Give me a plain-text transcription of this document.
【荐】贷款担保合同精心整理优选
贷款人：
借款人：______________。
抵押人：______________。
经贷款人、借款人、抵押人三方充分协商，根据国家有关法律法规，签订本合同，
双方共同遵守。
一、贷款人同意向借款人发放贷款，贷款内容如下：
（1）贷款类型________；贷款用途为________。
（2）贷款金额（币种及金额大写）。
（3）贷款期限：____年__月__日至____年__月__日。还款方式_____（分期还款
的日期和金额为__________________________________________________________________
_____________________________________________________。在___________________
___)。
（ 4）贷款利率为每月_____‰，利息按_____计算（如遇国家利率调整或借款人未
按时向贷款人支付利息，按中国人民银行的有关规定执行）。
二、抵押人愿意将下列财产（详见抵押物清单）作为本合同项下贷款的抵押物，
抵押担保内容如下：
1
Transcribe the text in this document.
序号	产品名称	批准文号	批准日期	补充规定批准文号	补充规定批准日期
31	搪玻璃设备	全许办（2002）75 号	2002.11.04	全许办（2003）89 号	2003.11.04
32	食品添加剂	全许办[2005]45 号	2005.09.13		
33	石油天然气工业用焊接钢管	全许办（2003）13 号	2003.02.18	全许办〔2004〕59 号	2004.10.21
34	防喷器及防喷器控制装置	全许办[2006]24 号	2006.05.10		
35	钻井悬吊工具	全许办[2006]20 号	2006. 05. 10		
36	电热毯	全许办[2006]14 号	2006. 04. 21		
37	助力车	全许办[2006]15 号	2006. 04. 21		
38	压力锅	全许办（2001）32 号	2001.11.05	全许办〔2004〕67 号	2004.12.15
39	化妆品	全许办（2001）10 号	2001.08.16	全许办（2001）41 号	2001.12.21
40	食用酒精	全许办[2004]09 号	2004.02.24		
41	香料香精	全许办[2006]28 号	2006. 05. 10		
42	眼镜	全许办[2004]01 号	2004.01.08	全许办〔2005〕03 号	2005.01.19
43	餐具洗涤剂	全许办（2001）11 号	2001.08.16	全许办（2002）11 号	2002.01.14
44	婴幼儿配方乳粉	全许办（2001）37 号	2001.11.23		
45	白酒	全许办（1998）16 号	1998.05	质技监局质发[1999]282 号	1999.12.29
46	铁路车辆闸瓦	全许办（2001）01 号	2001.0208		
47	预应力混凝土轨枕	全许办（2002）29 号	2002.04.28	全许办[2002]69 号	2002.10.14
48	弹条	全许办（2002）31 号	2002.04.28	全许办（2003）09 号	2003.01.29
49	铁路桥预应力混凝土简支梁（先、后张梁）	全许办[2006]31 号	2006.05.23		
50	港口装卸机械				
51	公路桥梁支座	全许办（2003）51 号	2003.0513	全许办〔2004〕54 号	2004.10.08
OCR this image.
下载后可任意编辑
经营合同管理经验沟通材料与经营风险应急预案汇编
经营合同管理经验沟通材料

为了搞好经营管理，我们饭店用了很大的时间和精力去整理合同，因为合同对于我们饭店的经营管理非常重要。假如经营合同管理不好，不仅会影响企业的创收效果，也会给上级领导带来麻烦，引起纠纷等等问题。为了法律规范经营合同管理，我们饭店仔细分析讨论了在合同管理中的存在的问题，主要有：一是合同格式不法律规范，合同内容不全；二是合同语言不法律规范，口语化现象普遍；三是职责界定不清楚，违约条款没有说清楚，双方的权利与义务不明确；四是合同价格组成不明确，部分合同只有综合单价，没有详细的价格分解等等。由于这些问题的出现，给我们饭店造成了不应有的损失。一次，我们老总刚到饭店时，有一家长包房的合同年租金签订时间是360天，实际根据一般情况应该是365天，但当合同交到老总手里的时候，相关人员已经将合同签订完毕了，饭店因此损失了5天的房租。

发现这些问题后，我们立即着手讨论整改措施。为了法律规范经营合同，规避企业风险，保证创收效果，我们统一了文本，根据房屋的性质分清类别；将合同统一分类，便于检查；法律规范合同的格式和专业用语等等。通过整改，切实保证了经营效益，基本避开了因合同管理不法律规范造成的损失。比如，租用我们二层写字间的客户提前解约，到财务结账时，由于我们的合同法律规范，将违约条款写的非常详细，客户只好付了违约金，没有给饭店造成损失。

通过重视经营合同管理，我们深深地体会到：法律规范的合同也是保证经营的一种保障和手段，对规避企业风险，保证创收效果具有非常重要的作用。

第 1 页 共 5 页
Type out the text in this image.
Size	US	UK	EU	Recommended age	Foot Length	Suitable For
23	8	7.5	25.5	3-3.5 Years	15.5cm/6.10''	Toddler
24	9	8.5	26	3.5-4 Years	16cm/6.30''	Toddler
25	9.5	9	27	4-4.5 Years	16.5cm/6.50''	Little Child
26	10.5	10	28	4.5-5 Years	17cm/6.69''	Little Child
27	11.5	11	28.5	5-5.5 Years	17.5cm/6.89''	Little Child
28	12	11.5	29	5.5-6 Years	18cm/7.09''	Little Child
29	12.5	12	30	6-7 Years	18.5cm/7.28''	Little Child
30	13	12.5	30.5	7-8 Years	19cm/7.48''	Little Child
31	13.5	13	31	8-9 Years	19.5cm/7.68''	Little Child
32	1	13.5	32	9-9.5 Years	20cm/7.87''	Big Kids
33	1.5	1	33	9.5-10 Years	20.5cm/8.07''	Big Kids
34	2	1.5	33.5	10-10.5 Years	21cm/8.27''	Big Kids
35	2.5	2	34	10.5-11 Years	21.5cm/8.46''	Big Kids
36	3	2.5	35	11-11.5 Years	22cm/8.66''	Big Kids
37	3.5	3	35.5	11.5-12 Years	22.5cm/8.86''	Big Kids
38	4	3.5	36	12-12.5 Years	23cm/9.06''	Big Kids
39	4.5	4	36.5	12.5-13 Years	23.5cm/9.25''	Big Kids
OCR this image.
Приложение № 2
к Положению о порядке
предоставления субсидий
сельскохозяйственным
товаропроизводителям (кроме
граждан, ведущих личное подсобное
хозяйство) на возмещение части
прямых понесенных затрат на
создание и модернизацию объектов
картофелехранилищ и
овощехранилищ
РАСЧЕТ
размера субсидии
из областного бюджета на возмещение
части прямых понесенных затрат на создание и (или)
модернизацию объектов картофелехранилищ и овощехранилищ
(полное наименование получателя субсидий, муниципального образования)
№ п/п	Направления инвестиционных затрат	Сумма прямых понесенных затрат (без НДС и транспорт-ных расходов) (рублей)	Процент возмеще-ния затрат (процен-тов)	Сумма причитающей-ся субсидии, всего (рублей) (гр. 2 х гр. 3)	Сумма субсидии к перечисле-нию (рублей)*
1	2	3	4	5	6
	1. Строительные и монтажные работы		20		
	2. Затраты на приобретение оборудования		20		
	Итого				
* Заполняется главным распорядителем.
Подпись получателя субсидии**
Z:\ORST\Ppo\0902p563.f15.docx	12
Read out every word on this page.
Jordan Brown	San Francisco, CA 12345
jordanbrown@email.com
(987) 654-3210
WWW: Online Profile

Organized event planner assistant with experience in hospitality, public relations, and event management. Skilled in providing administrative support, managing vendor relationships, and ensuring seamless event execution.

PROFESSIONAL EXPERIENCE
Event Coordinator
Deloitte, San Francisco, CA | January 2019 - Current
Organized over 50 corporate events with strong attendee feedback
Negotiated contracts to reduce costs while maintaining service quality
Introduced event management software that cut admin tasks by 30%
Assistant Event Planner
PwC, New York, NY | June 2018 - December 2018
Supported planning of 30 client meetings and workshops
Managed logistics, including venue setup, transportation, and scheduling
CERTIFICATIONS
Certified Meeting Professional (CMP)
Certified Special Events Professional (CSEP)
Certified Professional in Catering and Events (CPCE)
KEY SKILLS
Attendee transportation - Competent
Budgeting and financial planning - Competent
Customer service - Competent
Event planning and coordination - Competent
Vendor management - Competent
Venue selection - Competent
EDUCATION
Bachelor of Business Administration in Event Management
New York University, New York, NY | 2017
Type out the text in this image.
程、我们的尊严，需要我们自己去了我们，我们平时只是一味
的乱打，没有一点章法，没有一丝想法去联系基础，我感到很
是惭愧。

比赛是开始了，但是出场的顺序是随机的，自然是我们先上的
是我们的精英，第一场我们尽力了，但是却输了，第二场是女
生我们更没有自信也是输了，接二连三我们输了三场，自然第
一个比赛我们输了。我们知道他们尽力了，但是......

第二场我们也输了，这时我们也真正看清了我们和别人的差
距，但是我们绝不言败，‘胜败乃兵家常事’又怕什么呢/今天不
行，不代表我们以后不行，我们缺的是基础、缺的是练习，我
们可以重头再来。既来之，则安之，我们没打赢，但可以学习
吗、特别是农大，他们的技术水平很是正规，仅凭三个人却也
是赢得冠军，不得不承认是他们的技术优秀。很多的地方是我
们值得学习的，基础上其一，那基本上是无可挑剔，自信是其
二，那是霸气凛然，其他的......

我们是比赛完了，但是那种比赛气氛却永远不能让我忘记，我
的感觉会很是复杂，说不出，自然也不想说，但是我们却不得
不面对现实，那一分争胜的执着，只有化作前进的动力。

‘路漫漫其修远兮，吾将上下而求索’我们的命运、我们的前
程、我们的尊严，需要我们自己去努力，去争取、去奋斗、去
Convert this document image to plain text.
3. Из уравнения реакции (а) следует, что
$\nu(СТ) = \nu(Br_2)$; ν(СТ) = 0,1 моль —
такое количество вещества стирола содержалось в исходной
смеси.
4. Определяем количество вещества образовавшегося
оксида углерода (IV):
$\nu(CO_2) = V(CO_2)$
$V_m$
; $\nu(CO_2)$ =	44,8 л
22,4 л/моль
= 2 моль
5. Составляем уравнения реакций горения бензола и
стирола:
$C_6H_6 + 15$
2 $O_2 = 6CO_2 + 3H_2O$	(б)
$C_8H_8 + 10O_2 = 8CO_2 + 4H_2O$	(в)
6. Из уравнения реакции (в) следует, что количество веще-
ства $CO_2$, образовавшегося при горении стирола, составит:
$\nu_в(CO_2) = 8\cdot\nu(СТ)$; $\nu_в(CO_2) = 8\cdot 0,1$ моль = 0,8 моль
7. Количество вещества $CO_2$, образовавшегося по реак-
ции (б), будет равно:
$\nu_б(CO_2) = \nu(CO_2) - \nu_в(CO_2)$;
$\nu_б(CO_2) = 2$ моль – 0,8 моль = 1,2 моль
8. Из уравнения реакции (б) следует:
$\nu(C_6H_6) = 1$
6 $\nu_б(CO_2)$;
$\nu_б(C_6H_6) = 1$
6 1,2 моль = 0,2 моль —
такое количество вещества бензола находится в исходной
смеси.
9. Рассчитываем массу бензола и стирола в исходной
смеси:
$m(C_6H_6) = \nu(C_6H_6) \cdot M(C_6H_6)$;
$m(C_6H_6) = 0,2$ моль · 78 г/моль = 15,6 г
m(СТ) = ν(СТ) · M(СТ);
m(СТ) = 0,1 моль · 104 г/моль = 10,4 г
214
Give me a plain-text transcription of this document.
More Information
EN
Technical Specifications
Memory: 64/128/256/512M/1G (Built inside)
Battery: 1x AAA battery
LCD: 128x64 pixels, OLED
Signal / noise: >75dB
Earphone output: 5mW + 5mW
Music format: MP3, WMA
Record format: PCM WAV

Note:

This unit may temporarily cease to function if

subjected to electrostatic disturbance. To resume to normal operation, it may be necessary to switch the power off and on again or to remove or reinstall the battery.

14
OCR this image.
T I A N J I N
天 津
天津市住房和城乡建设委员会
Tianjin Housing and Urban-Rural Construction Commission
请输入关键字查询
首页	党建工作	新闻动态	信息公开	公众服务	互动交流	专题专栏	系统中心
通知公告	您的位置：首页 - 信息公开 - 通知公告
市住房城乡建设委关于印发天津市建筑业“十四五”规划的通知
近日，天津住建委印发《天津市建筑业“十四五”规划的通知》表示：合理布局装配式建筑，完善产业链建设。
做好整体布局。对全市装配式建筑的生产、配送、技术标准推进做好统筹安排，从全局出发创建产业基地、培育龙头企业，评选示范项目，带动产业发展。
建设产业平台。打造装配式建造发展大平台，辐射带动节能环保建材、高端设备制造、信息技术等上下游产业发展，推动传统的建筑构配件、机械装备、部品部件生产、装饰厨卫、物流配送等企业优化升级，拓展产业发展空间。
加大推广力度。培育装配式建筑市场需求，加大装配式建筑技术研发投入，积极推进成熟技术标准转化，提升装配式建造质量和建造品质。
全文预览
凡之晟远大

::::::::

Given exercise: Look through the entries above. Extract each line with the word "бензола".

Solution to the exercise:
5. Составляем уравнения реакций горения бензола и
такое количество вещества бензола находится в исходной
9. Рассчитываем массу бензола и стирола в исходной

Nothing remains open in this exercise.